— start of Dataset rows —

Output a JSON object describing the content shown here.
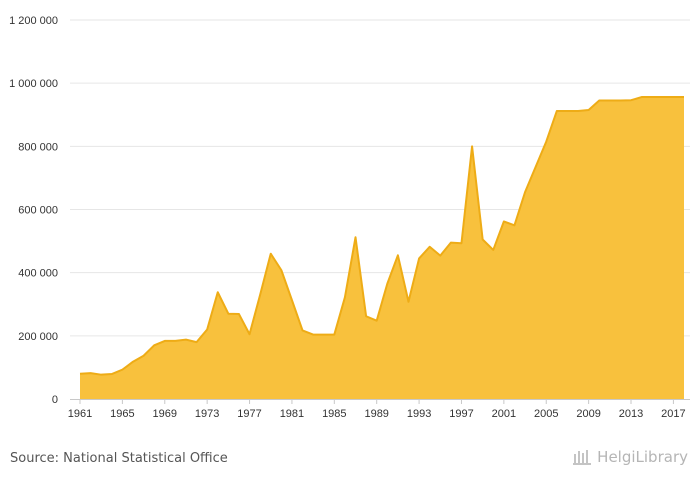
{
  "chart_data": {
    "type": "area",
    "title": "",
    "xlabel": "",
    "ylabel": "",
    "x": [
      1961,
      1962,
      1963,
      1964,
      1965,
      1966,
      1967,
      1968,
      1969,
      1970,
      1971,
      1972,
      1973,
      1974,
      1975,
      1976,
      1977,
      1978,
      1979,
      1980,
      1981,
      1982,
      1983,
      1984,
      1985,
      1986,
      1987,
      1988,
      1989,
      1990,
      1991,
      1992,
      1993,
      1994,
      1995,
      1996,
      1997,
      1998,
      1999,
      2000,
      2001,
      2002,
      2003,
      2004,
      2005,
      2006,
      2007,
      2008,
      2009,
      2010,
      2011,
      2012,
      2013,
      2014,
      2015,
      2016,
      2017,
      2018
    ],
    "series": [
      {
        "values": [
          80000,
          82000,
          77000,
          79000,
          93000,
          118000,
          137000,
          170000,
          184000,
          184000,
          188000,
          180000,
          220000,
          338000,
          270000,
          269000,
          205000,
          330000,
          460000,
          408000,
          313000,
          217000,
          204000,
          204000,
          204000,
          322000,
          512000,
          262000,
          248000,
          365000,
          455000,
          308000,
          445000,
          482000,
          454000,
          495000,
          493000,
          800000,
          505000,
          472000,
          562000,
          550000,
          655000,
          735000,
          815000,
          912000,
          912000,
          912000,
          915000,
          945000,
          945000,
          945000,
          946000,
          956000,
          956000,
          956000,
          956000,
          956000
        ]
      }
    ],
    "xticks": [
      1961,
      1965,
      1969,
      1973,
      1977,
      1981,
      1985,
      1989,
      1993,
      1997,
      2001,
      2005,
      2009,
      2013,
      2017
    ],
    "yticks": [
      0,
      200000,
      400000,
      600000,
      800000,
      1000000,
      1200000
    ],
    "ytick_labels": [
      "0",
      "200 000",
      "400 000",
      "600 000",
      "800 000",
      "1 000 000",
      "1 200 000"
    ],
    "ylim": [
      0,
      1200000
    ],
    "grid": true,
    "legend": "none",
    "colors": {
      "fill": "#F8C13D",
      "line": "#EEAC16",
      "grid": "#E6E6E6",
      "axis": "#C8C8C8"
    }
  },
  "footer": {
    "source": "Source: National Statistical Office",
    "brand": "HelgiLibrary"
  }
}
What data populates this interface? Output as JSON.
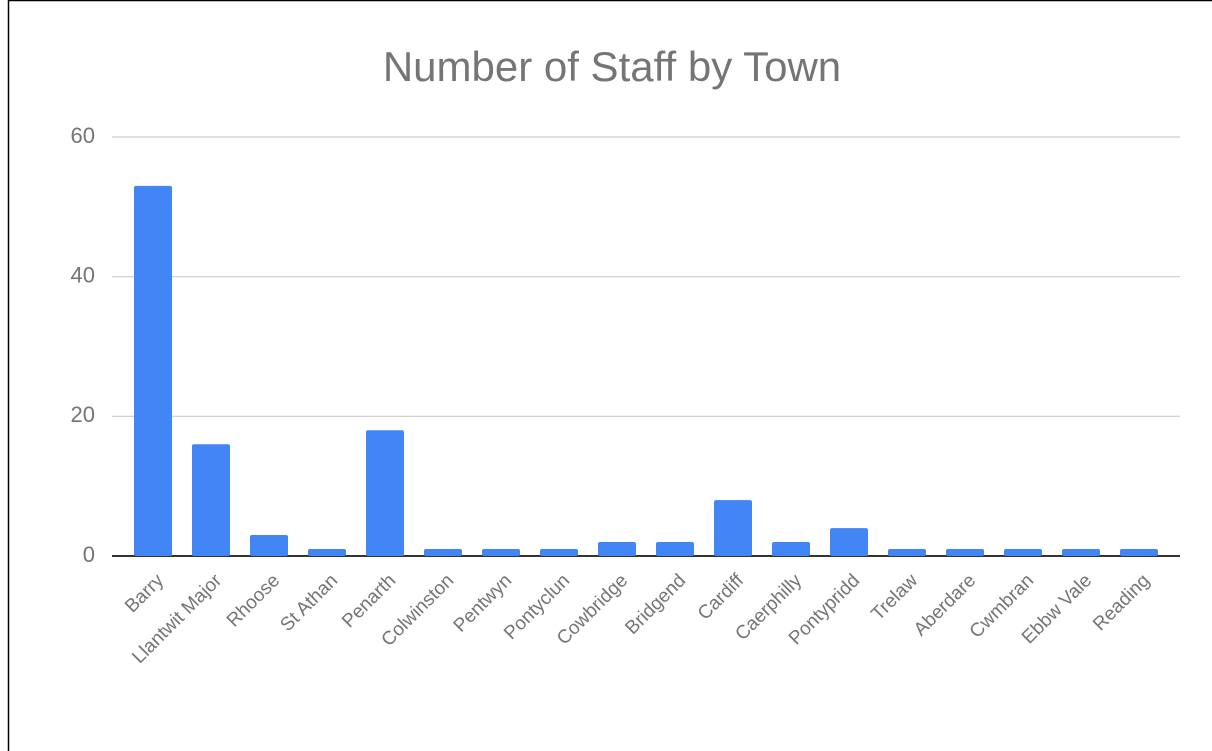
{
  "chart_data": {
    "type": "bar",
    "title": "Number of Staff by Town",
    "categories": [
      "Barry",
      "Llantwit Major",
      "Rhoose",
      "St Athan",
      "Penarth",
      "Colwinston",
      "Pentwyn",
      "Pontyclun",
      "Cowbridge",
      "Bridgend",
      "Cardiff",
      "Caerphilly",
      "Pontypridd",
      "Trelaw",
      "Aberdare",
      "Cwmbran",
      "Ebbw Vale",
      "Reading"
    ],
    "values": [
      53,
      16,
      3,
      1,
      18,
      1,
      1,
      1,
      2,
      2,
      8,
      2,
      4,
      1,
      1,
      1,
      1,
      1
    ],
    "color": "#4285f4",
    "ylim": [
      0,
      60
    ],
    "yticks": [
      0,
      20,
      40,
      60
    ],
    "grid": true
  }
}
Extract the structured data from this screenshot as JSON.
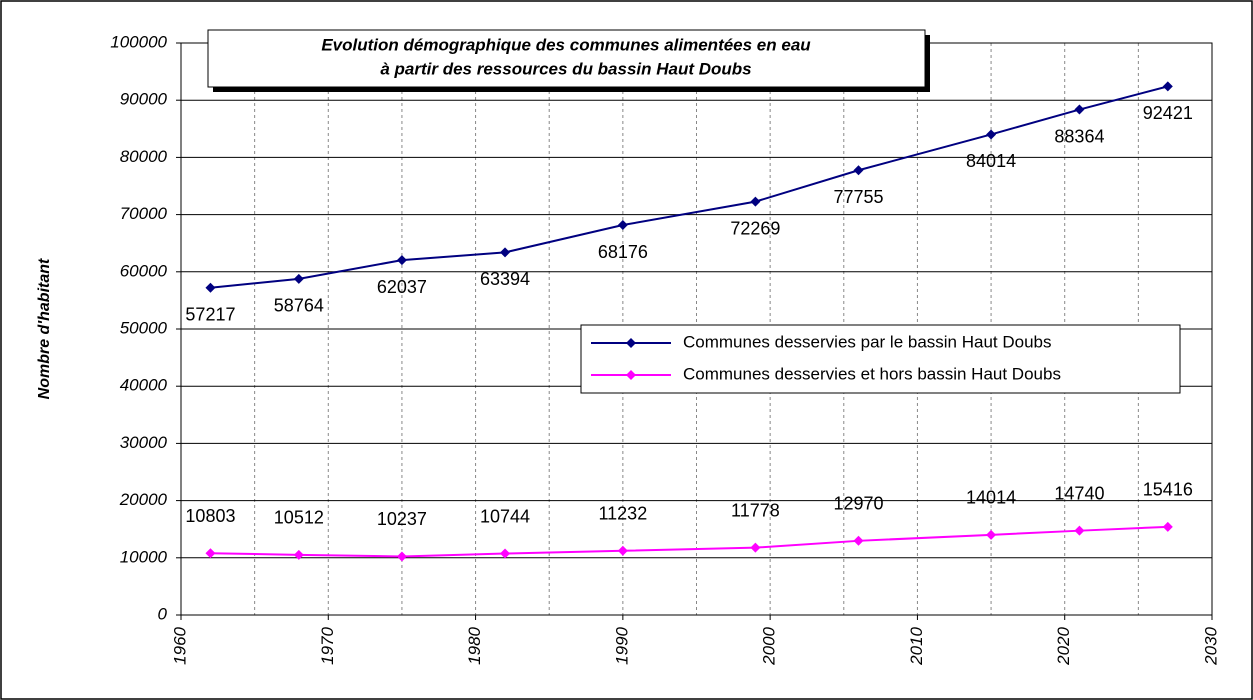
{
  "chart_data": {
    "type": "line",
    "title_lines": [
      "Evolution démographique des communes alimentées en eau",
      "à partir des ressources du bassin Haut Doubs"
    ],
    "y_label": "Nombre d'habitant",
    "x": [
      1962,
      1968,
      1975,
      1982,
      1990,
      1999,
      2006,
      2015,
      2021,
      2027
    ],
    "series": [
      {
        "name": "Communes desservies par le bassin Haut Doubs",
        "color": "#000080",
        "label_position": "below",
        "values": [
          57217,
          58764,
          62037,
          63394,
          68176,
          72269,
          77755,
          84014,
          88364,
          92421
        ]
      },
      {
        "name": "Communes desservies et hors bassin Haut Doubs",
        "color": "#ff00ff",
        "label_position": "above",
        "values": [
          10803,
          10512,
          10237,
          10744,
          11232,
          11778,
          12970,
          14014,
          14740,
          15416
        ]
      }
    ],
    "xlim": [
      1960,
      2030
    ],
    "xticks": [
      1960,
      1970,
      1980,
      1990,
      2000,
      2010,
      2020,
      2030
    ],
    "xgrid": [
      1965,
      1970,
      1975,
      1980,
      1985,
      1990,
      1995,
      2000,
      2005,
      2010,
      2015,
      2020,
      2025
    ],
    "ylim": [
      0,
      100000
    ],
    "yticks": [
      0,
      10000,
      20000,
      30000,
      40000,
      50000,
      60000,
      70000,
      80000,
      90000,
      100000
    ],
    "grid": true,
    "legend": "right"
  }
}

— end of Dataset rows —

A faithful copy of the records above is needed, with the pictures left out.

Output a JSON object describing the content shown here.
{
  "chart_data": {
    "type": "area",
    "title": "",
    "xlabel": "",
    "ylabel": "",
    "x": [
      1961,
      1962,
      1963,
      1964,
      1965,
      1966,
      1967,
      1968,
      1969,
      1970,
      1971,
      1972,
      1973,
      1974,
      1975,
      1976,
      1977,
      1978,
      1979,
      1980,
      1981,
      1982,
      1983,
      1984,
      1985,
      1986,
      1987,
      1988,
      1989,
      1990,
      1991,
      1992,
      1993,
      1994,
      1995,
      1996,
      1997,
      1998,
      1999,
      2000,
      2001,
      2002,
      2003,
      2004,
      2005,
      2006,
      2007,
      2008,
      2009,
      2010,
      2011,
      2012,
      2013,
      2014,
      2015,
      2016,
      2017,
      2018
    ],
    "series": [
      {
        "values": [
          80000,
          82000,
          77000,
          79000,
          93000,
          118000,
          137000,
          170000,
          184000,
          184000,
          188000,
          180000,
          220000,
          338000,
          270000,
          269000,
          205000,
          330000,
          460000,
          408000,
          313000,
          217000,
          204000,
          204000,
          204000,
          322000,
          512000,
          262000,
          248000,
          365000,
          455000,
          308000,
          445000,
          482000,
          454000,
          495000,
          493000,
          800000,
          505000,
          472000,
          562000,
          550000,
          655000,
          735000,
          815000,
          912000,
          912000,
          912000,
          915000,
          945000,
          945000,
          945000,
          946000,
          956000,
          956000,
          956000,
          956000,
          956000
        ]
      }
    ],
    "xticks": [
      1961,
      1965,
      1969,
      1973,
      1977,
      1981,
      1985,
      1989,
      1993,
      1997,
      2001,
      2005,
      2009,
      2013,
      2017
    ],
    "yticks": [
      0,
      200000,
      400000,
      600000,
      800000,
      1000000,
      1200000
    ],
    "ytick_labels": [
      "0",
      "200 000",
      "400 000",
      "600 000",
      "800 000",
      "1 000 000",
      "1 200 000"
    ],
    "ylim": [
      0,
      1200000
    ],
    "grid": true,
    "legend": "none",
    "colors": {
      "fill": "#F8C13D",
      "line": "#EEAC16",
      "grid": "#E6E6E6",
      "axis": "#C8C8C8"
    }
  },
  "footer": {
    "source": "Source: National Statistical Office",
    "brand": "HelgiLibrary"
  }
}
What data populates this interface? Output as JSON.
{
  "chart_data": {
    "type": "bar",
    "title": "Number of Staff by Town",
    "categories": [
      "Barry",
      "Llantwit Major",
      "Rhoose",
      "St Athan",
      "Penarth",
      "Colwinston",
      "Pentwyn",
      "Pontyclun",
      "Cowbridge",
      "Bridgend",
      "Cardiff",
      "Caerphilly",
      "Pontypridd",
      "Trelaw",
      "Aberdare",
      "Cwmbran",
      "Ebbw Vale",
      "Reading"
    ],
    "values": [
      53,
      16,
      3,
      1,
      18,
      1,
      1,
      1,
      2,
      2,
      8,
      2,
      4,
      1,
      1,
      1,
      1,
      1
    ],
    "color": "#4285f4",
    "ylim": [
      0,
      60
    ],
    "yticks": [
      0,
      20,
      40,
      60
    ],
    "grid": true
  }
}
Extract the structured data from this screenshot as JSON.
{
  "chart_data": {
    "type": "line",
    "title_lines": [
      "Evolution démographique des communes alimentées en eau",
      "à partir des ressources du bassin Haut Doubs"
    ],
    "y_label": "Nombre d'habitant",
    "x": [
      1962,
      1968,
      1975,
      1982,
      1990,
      1999,
      2006,
      2015,
      2021,
      2027
    ],
    "series": [
      {
        "name": "Communes desservies par le bassin Haut Doubs",
        "color": "#000080",
        "label_position": "below",
        "values": [
          57217,
          58764,
          62037,
          63394,
          68176,
          72269,
          77755,
          84014,
          88364,
          92421
        ]
      },
      {
        "name": "Communes desservies et hors bassin Haut Doubs",
        "color": "#ff00ff",
        "label_position": "above",
        "values": [
          10803,
          10512,
          10237,
          10744,
          11232,
          11778,
          12970,
          14014,
          14740,
          15416
        ]
      }
    ],
    "xlim": [
      1960,
      2030
    ],
    "xticks": [
      1960,
      1970,
      1980,
      1990,
      2000,
      2010,
      2020,
      2030
    ],
    "xgrid": [
      1965,
      1970,
      1975,
      1980,
      1985,
      1990,
      1995,
      2000,
      2005,
      2010,
      2015,
      2020,
      2025
    ],
    "ylim": [
      0,
      100000
    ],
    "yticks": [
      0,
      10000,
      20000,
      30000,
      40000,
      50000,
      60000,
      70000,
      80000,
      90000,
      100000
    ],
    "grid": true,
    "legend": "right"
  }
}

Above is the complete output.